··· 提供文章

神戸新聞記者として阪神大震災を取材した西岡研介、松本創も否定

〈過去の警察白書〉についてはすでに先日の記事で古い拉致事件のことを書いてあるだけのものと指摘したが、三浦氏は新たに〈大震災時の迫撃砲発見などの事後的な未遂案件〉とやらがあると言い出したのだ。

「事後的な未遂案件」とは意味不明な日本語だが、とにかく阪神大震災時に倒壊した瓦礫から北朝鮮のスリーパー・セルが所有していた追撃砲が発見されたことがあった──三浦氏はそう言いたいらしい。

 しかし、そんな事件、本当にあったのだろうか。阪神大震災発生から5年間にわたって新聞記事をデータベース上で検索してみたが、該当しそうなニュースはまったく見当たらなかった。

 また、阪神大震災の直後、取材にあたった複数の新聞記者にも聞いてみたが、誰一人、北朝鮮の迫撃砲が発見された事件を知っている者はいなかった。たとえば、阪神大震災当時、地元の神戸新聞の記者だったジャーナリストの西岡研介氏に聞いたところ、こんな明快な否定が返ってきた。

「僕は阪神大震災発生時から半年間、震災現場を取材して、その後、(兵庫)県警担当に戻って警察取材をしていたけど、そんな話は一切聞いたことがない。そもそも、そういう危険なものが出てきたら現場を封鎖するから、マスコミにすぐ知れ渡って、記事になってるやろ。現に、瓦礫撤去のときに旧日本軍の手榴弾や砲弾が出てきた話は報道されてるからね。でも、当時、北朝鮮の工作員の迫撃砲が発見されたなんて話は一切なかった。県警担当時代もないね。見つかったら、兵庫県警の外事が絶対に動くはずだけど、そういう動きはみじんもなかった。僕は神戸新聞を辞めた後、公安マターもかなり取材してるし、公安内部に情報源もいるけど、そんな話は本当に聞いたことがない」

 また、やはり当時、神戸新聞記者として、震災取材にあたっていたジャーナリストの松本創氏もこう話す。

「震災から1年余り、在日の人が多い長田区を足場に、主に外国人被災者の取材をしていました。さまざまな民族団体や支援団体に出入りし、領事館や行政・警察にも話を聞いた。そういうなかで、『アジア系外国人の窃盗団』や『瓦礫に連れ込んでレイプ』といった、いまでは公式に否定されているデマは耳にしましたが、迫撃砲発見なんて話は、デマとしても一切聞いたことがない。何年も経ってから捏造された陰謀論の類いでしょう」

 では、なぜ三浦氏は「大震災時の迫撃砲発見」をあたかも公然の事実のようにもち出したのか。しかも、〈皆さんが納得するレベルでは十分な公開情報〉などと大見得をきっていたのだ。

三浦瑠麗のソース?読売記事は根拠もディテールもない「与太記事」

 実は、三浦氏が根拠にしたと思しき記事が、阪神大震災から12年も経った後に読売新聞に掲載されていた。

······
··· 提供情報

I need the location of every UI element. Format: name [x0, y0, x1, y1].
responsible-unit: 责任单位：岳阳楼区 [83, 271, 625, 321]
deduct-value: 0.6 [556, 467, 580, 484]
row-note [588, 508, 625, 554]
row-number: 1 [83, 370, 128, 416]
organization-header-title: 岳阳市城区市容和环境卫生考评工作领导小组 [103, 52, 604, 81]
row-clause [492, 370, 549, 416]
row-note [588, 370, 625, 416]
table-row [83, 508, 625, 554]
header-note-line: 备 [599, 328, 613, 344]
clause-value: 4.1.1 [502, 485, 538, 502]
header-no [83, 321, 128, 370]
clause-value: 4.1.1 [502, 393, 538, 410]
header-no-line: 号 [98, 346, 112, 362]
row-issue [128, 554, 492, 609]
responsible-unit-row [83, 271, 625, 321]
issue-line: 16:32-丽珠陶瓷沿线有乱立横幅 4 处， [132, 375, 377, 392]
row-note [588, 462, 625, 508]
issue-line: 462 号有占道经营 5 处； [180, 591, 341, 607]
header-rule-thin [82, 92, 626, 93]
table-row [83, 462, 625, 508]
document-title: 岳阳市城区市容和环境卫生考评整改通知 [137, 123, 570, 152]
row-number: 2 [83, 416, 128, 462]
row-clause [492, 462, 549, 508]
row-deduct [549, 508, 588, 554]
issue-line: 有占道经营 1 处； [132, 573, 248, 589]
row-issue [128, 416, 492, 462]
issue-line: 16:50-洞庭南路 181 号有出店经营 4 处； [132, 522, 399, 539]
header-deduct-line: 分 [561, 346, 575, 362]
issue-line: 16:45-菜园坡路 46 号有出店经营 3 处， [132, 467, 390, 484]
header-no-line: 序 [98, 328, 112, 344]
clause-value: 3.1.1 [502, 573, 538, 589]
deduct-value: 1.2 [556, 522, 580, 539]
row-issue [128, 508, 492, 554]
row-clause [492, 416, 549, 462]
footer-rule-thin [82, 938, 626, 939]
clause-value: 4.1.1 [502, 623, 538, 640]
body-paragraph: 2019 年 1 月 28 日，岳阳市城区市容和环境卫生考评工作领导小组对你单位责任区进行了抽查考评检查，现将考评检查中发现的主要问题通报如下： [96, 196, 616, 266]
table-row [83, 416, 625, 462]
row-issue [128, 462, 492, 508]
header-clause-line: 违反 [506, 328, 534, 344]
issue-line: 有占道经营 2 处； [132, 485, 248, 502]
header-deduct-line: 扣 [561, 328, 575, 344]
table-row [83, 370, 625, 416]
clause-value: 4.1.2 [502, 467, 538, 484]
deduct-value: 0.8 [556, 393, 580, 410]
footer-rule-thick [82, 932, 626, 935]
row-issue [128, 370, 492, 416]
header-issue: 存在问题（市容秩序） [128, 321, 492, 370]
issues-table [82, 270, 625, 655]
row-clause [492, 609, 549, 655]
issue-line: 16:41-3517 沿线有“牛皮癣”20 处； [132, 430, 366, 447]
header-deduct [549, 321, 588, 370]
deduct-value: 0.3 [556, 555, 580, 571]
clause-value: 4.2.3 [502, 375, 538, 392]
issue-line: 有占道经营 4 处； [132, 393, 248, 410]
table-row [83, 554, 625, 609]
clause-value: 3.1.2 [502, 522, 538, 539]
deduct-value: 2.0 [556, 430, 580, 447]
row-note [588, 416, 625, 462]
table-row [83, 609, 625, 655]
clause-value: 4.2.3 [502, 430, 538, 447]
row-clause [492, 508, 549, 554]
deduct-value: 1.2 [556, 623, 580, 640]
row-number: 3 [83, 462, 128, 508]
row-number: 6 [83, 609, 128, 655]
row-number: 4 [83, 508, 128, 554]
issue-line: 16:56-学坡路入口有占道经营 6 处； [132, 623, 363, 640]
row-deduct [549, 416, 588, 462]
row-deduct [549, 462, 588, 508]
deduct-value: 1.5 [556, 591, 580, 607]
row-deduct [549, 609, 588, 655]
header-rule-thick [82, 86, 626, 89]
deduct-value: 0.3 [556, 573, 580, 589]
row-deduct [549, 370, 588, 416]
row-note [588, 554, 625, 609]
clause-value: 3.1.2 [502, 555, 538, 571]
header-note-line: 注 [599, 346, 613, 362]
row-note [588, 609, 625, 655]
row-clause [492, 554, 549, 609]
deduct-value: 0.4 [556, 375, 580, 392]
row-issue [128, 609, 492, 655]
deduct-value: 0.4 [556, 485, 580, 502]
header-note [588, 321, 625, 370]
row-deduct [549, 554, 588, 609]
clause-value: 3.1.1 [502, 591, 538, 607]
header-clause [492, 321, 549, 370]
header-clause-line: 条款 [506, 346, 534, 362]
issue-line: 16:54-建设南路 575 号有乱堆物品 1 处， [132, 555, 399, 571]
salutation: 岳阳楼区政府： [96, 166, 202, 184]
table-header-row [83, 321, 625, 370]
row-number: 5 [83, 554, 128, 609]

······

必要な作業 =
1. 迫撃砲発見説の記事を2文で要約せよ。
2. 迫撃砲発見説の記事のうち、「また、阪神大震災の直後、取材」で始まり「リストの松本創氏もこう話す。」まで続く部分を、そのまま引用せよ。

出力 =
1. 三浦氏が持ち出した「大震災時の迫撃砲発見」について、阪神大震災発生から5年間の新聞記事をデータベースで検索しても、該当しそうなニュースはまったく見当たらなかった。当時神戸新聞記者として震災を取材した西岡研介氏と松本創氏も、北朝鮮の迫撃砲が発見されたという話は一切聞いたことがないと否定している。

2.
また、阪神大震災の直後、取材にあたった複数の新聞記者にも聞いてみたが、誰一人、北朝鮮の迫撃砲が発見された事件を知っている者はいなかった。たとえば、阪神大震災当時、地元の神戸新聞の記者だったジャーナリストの西岡研介氏に聞いたところ、こんな明快な否定が返ってきた。

「僕は阪神大震災発生時から半年間、震災現場を取材して、その後、(兵庫)県警担当に戻って警察取材をしていたけど、そんな話は一切聞いたことがない。そもそも、そういう危険なものが出てきたら現場を封鎖するから、マスコミにすぐ知れ渡って、記事になってるやろ。現に、瓦礫撤去のときに旧日本軍の手榴弾や砲弾が出てきた話は報道されてるからね。でも、当時、北朝鮮の工作員の迫撃砲が発見されたなんて話は一切なかった。県警担当時代もないね。見つかったら、兵庫県警の外事が絶対に動くはずだけど、そういう動きはみじんもなかった。僕は神戸新聞を辞めた後、公安マターもかなり取材してるし、公安内部に情報源もいるけど、そんな話は本当に聞いたことがない」

 また、やはり当時、神戸新聞記者として、震災取材にあたっていたジャーナリストの松本創氏もこう話す。